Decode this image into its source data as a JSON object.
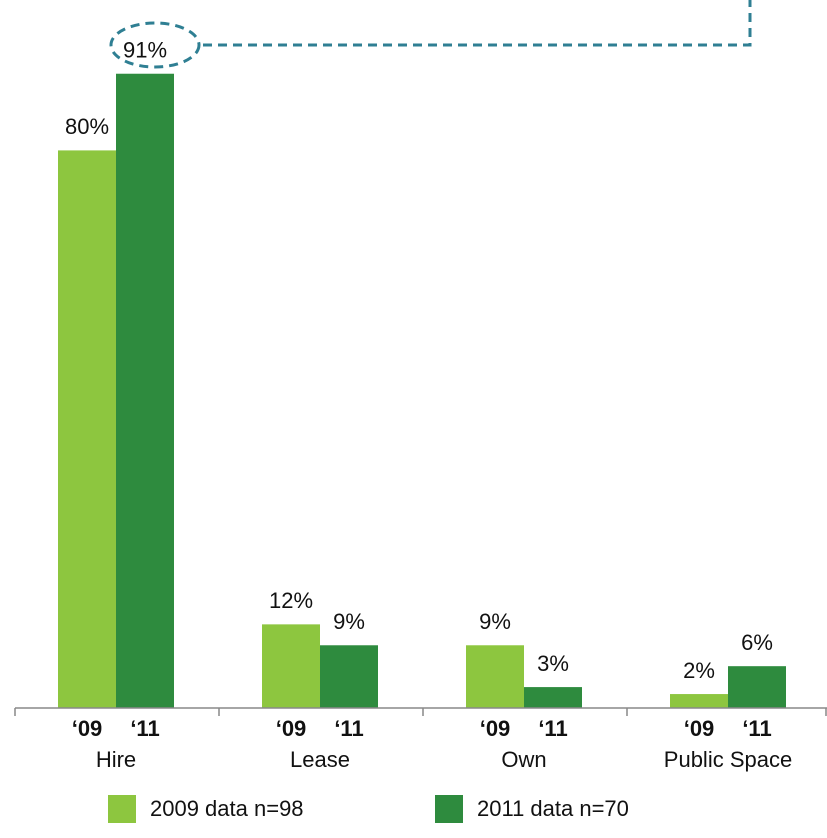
{
  "chart_data": {
    "type": "bar",
    "categories": [
      "Hire",
      "Lease",
      "Own",
      "Public Space"
    ],
    "series": [
      {
        "name": "2009 data n=98",
        "short_label": "‘09",
        "color": "#8dc63f",
        "values": [
          80,
          12,
          9,
          2
        ],
        "value_labels": [
          "80%",
          "12%",
          "9%",
          "2%"
        ]
      },
      {
        "name": "2011 data n=70",
        "short_label": "‘11",
        "color": "#2e8b3e",
        "values": [
          91,
          9,
          3,
          6
        ],
        "value_labels": [
          "91%",
          "9%",
          "3%",
          "6%"
        ]
      }
    ],
    "ylim": [
      0,
      100
    ]
  }
}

Exercise prompt | Copy out each record shown above without alteration, skipping any picture.

Exercise solution |
Decode this image into its source data as a JSON object.
{
  "chart_data": {
    "type": "bar",
    "categories": [
      "Hire",
      "Lease",
      "Own",
      "Public Space"
    ],
    "series": [
      {
        "name": "2009 data n=98",
        "short_label": "‘09",
        "color": "#8dc63f",
        "values": [
          80,
          12,
          9,
          2
        ],
        "value_labels": [
          "80%",
          "12%",
          "9%",
          "2%"
        ]
      },
      {
        "name": "2011 data n=70",
        "short_label": "‘11",
        "color": "#2e8b3e",
        "values": [
          91,
          9,
          3,
          6
        ],
        "value_labels": [
          "91%",
          "9%",
          "3%",
          "6%"
        ]
      }
    ],
    "ylim": [
      0,
      100
    ]
  }
}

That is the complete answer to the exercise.